[START]

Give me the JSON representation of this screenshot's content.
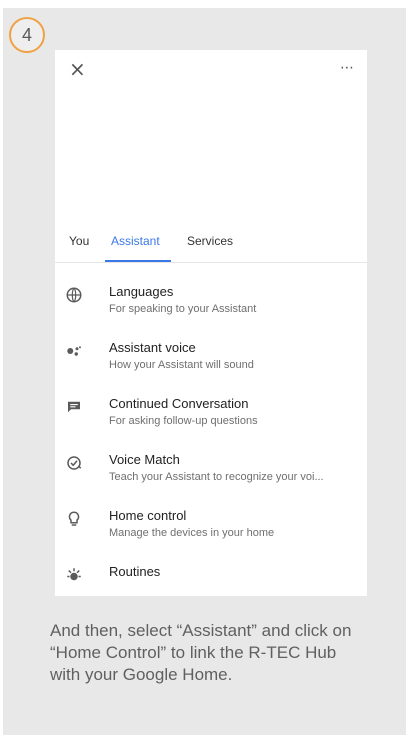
{
  "step": {
    "number": "4"
  },
  "topbar": {
    "close_icon": "×",
    "more_icon": "⋯"
  },
  "tabs": [
    {
      "label": "You"
    },
    {
      "label": "Assistant",
      "active": true
    },
    {
      "label": "Services"
    }
  ],
  "list": [
    {
      "icon": "globe-icon",
      "title": "Languages",
      "subtitle": "For speaking to your Assistant"
    },
    {
      "icon": "assistant-dots-icon",
      "title": "Assistant voice",
      "subtitle": "How your Assistant will sound"
    },
    {
      "icon": "chat-icon",
      "title": "Continued Conversation",
      "subtitle": "For asking follow-up questions"
    },
    {
      "icon": "voice-match-icon",
      "title": "Voice Match",
      "subtitle": "Teach your Assistant to recognize your voi..."
    },
    {
      "icon": "lightbulb-icon",
      "title": "Home control",
      "subtitle": "Manage the devices in your home"
    },
    {
      "icon": "routines-icon",
      "title": "Routines",
      "subtitle": ""
    }
  ],
  "caption": {
    "text": "And then, select “Assistant” and click on “Home Control” to link the R-TEC Hub with your Google Home."
  },
  "colors": {
    "accent": "#3b78e7",
    "badge_border": "#f0a243",
    "panel_bg": "#e8e8e8"
  }
}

[END]

#### Exercise prompt:
Copy the records above exactly, omitting every picture.

#### Output for this exercise:
Give me the JSON representation of this screenshot's content.
{
  "step": {
    "number": "4"
  },
  "topbar": {
    "close_icon": "×",
    "more_icon": "⋯"
  },
  "tabs": [
    {
      "label": "You"
    },
    {
      "label": "Assistant",
      "active": true
    },
    {
      "label": "Services"
    }
  ],
  "list": [
    {
      "icon": "globe-icon",
      "title": "Languages",
      "subtitle": "For speaking to your Assistant"
    },
    {
      "icon": "assistant-dots-icon",
      "title": "Assistant voice",
      "subtitle": "How your Assistant will sound"
    },
    {
      "icon": "chat-icon",
      "title": "Continued Conversation",
      "subtitle": "For asking follow-up questions"
    },
    {
      "icon": "voice-match-icon",
      "title": "Voice Match",
      "subtitle": "Teach your Assistant to recognize your voi..."
    },
    {
      "icon": "lightbulb-icon",
      "title": "Home control",
      "subtitle": "Manage the devices in your home"
    },
    {
      "icon": "routines-icon",
      "title": "Routines",
      "subtitle": ""
    }
  ],
  "caption": {
    "text": "And then, select “Assistant” and click on “Home Control” to link the R-TEC Hub with your Google Home."
  },
  "colors": {
    "accent": "#3b78e7",
    "badge_border": "#f0a243",
    "panel_bg": "#e8e8e8"
  }
}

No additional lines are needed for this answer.